┌──

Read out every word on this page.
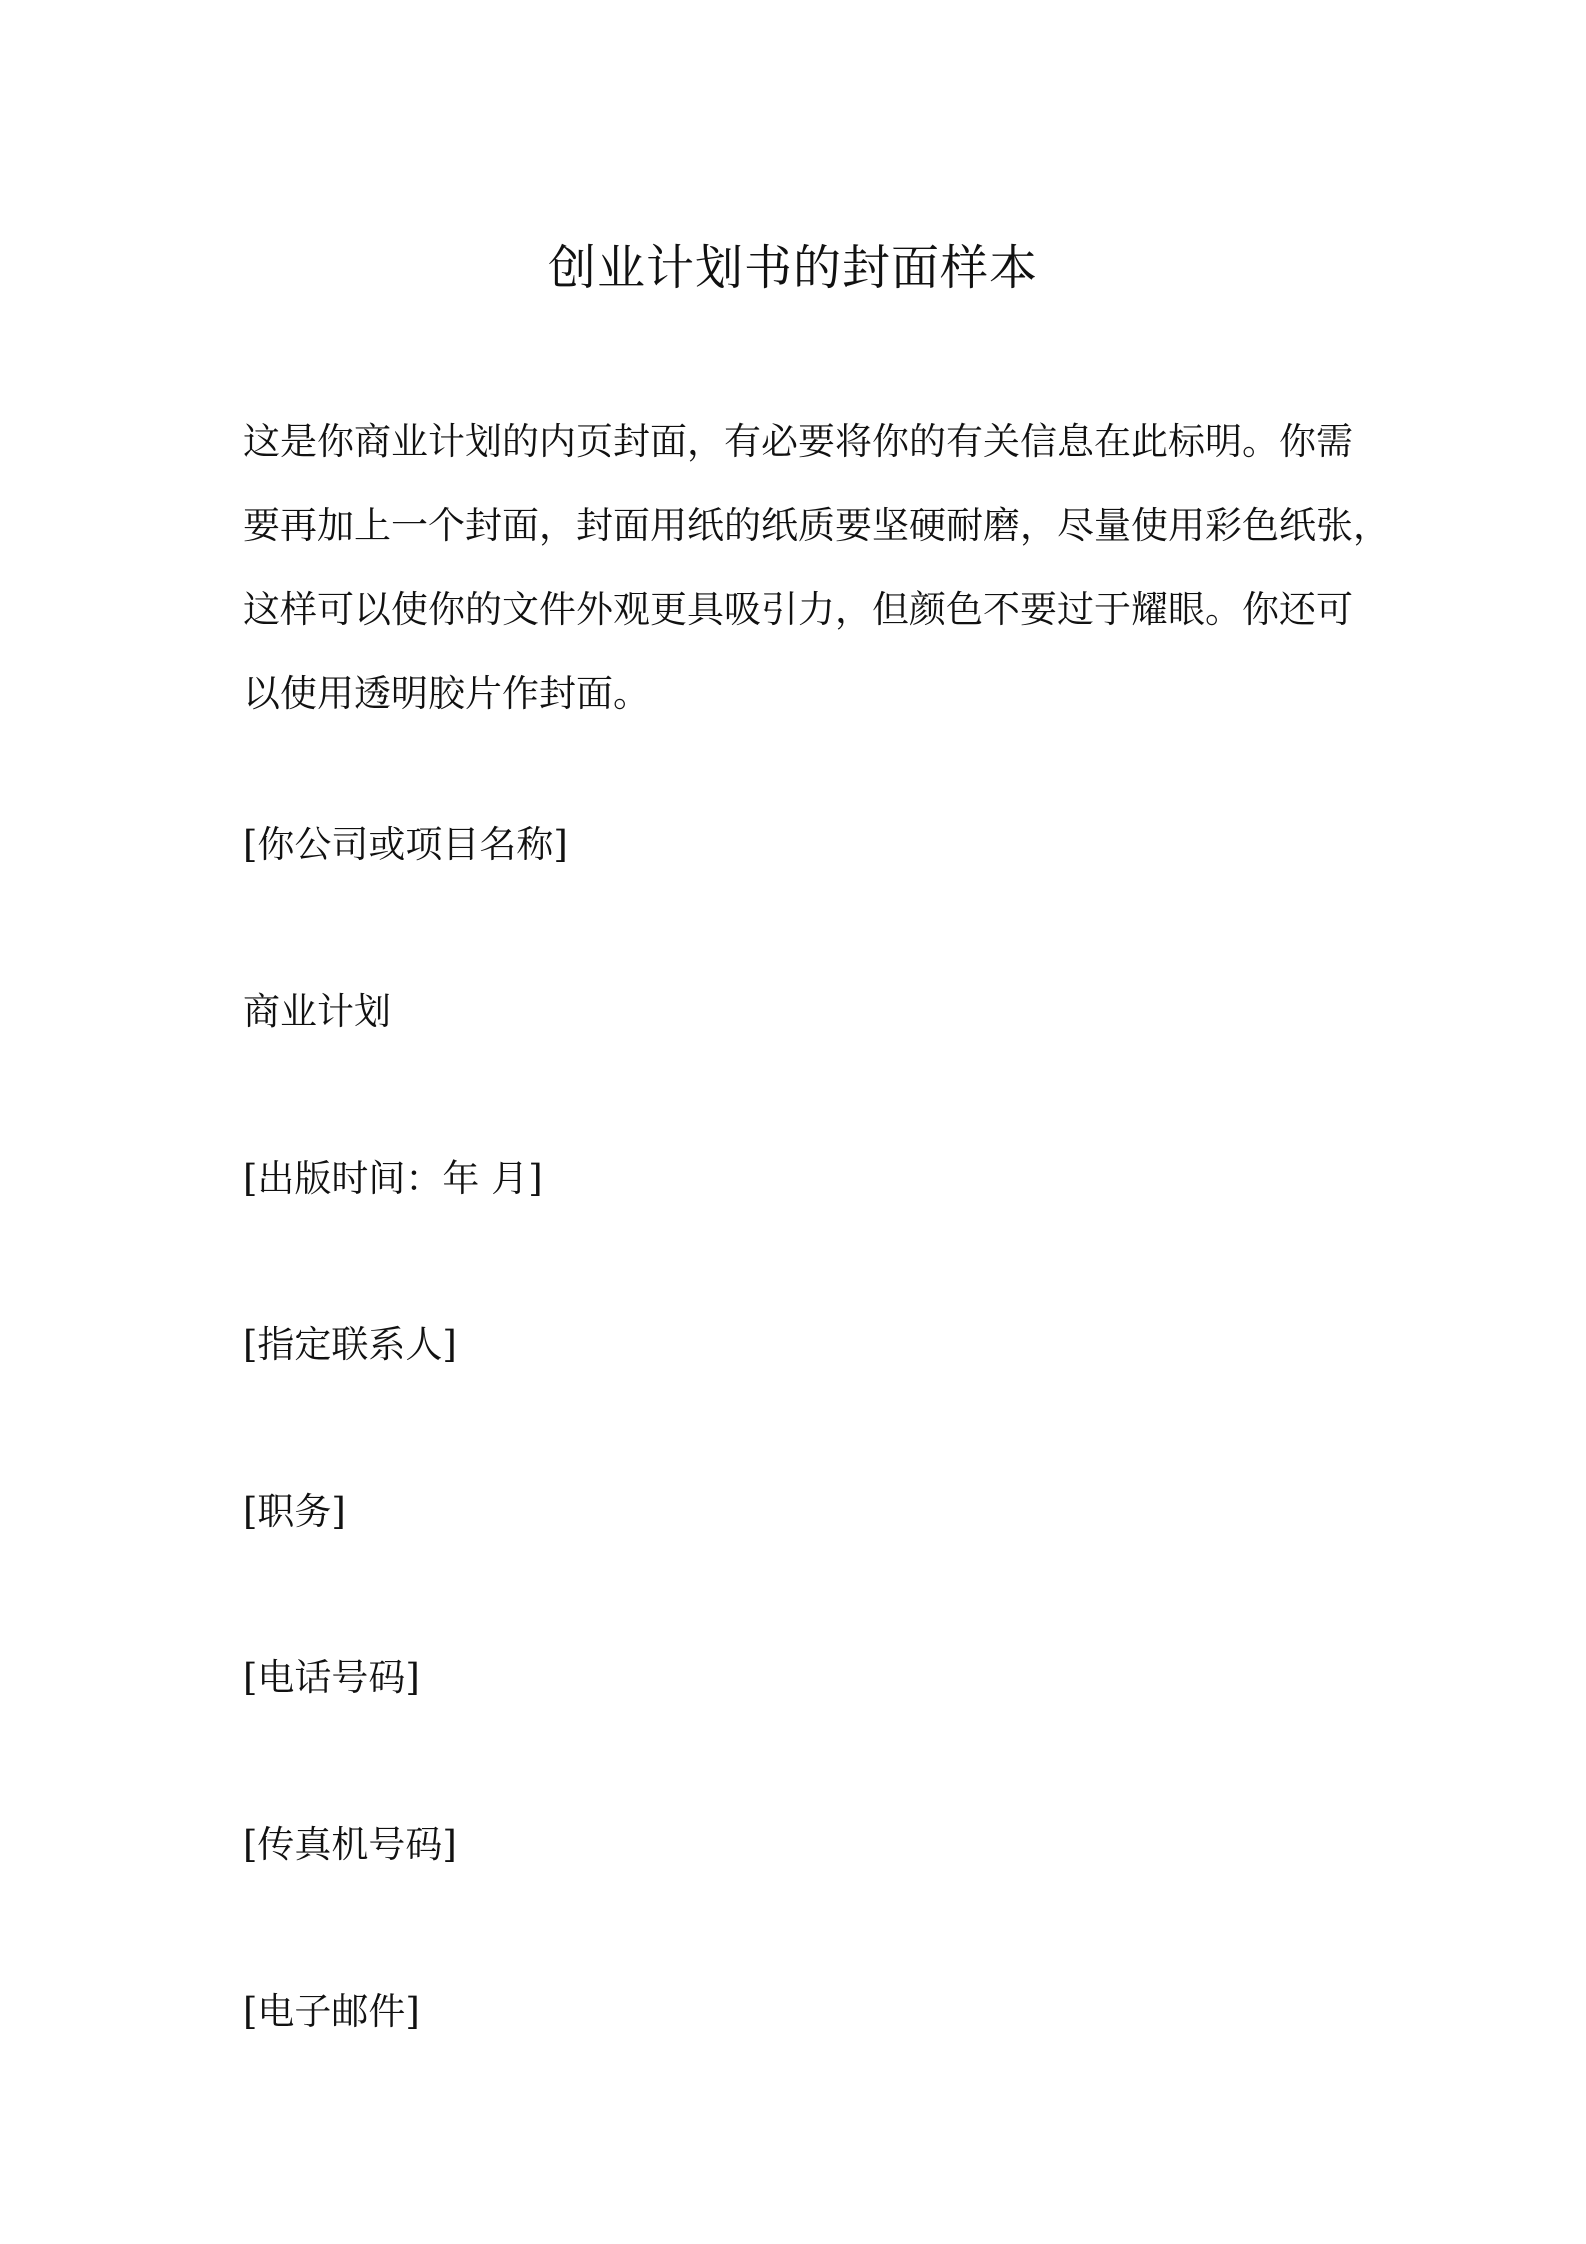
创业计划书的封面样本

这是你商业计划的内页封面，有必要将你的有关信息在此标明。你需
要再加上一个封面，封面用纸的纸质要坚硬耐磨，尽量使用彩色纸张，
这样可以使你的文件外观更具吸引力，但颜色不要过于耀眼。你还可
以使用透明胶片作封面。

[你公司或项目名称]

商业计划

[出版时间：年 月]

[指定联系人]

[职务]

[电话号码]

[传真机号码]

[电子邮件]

└──
┌──

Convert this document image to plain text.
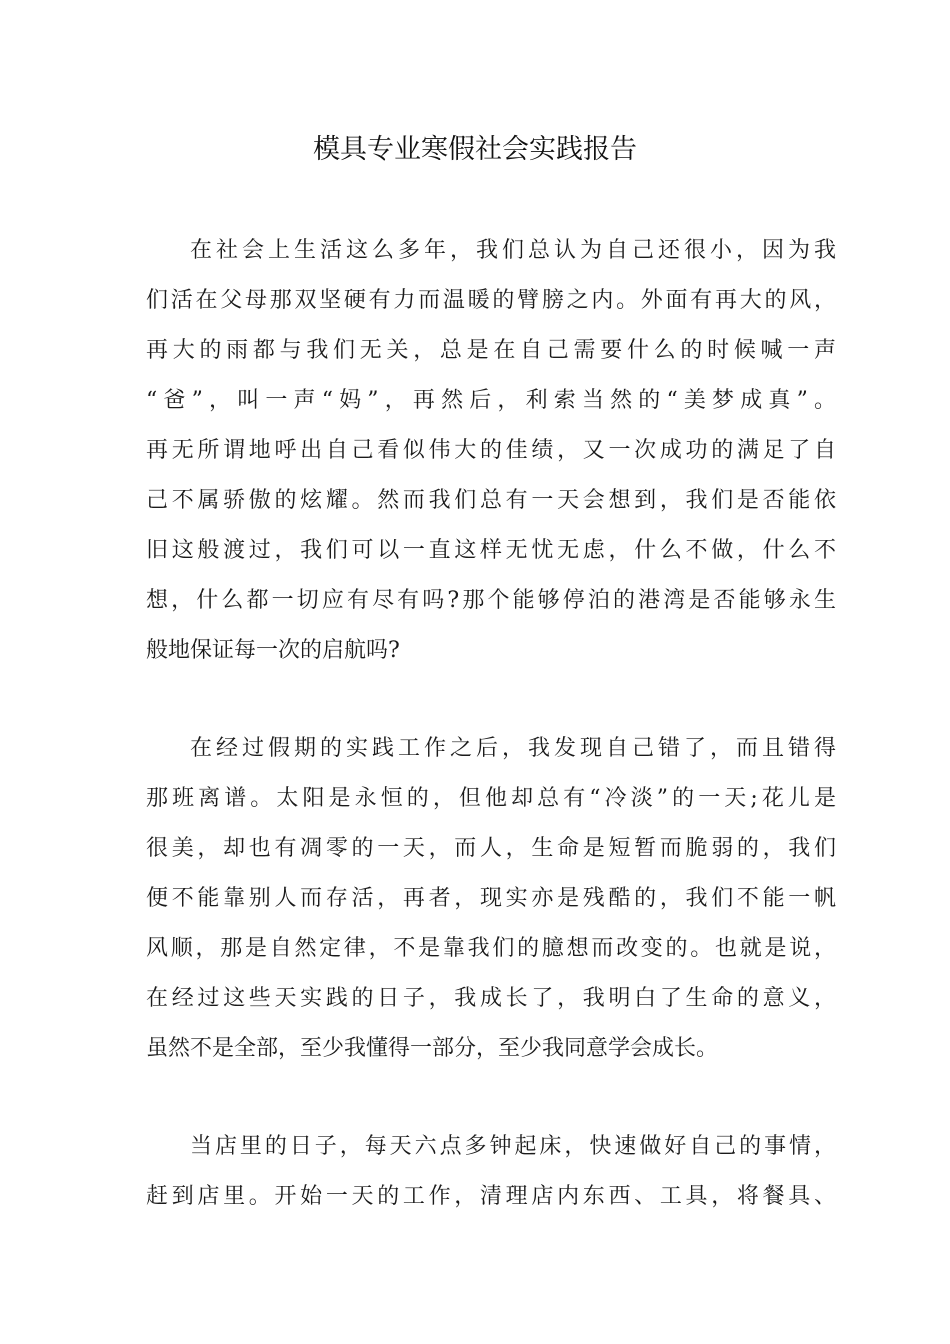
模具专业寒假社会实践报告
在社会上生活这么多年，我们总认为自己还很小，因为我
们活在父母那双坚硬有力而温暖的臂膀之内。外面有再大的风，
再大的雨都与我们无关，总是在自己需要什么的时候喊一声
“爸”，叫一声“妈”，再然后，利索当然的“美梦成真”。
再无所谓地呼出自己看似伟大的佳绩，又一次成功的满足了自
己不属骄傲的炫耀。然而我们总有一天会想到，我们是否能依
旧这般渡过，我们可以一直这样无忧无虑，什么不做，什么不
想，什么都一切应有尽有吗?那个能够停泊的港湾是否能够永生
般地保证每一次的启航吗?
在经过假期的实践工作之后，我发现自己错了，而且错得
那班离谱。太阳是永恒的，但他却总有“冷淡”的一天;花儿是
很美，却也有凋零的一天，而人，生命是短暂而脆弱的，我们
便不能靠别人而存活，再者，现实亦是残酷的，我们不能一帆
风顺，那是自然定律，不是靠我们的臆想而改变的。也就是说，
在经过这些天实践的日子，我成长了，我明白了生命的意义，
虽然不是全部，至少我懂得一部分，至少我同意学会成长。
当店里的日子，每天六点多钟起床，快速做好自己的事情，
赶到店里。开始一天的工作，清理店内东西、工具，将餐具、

└──
┌──

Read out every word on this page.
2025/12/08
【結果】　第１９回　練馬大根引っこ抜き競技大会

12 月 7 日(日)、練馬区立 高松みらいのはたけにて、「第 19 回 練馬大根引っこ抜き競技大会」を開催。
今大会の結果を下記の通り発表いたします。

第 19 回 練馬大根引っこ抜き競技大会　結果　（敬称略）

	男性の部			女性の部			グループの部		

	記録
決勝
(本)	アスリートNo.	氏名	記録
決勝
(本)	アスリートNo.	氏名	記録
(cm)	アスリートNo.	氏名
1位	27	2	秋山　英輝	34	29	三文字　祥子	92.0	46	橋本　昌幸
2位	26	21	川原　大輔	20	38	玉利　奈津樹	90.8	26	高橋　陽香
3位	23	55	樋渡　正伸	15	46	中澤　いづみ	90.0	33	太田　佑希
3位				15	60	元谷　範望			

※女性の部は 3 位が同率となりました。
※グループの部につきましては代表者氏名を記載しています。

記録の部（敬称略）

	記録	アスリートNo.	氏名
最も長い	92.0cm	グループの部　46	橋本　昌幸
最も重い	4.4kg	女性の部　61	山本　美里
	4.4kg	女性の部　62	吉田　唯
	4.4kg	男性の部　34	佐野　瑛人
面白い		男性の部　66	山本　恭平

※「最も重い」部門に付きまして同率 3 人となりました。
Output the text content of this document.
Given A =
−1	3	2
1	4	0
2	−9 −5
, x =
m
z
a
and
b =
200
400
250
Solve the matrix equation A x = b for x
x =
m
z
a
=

└──

YOUR INSTRUCTIONS:
Return each line with "最も重い".

FINISHED TASK:
最も重い	4.4kg	女性の部　61	山本　美里
※「最も重い」部門に付きまして同率 3 人となりました。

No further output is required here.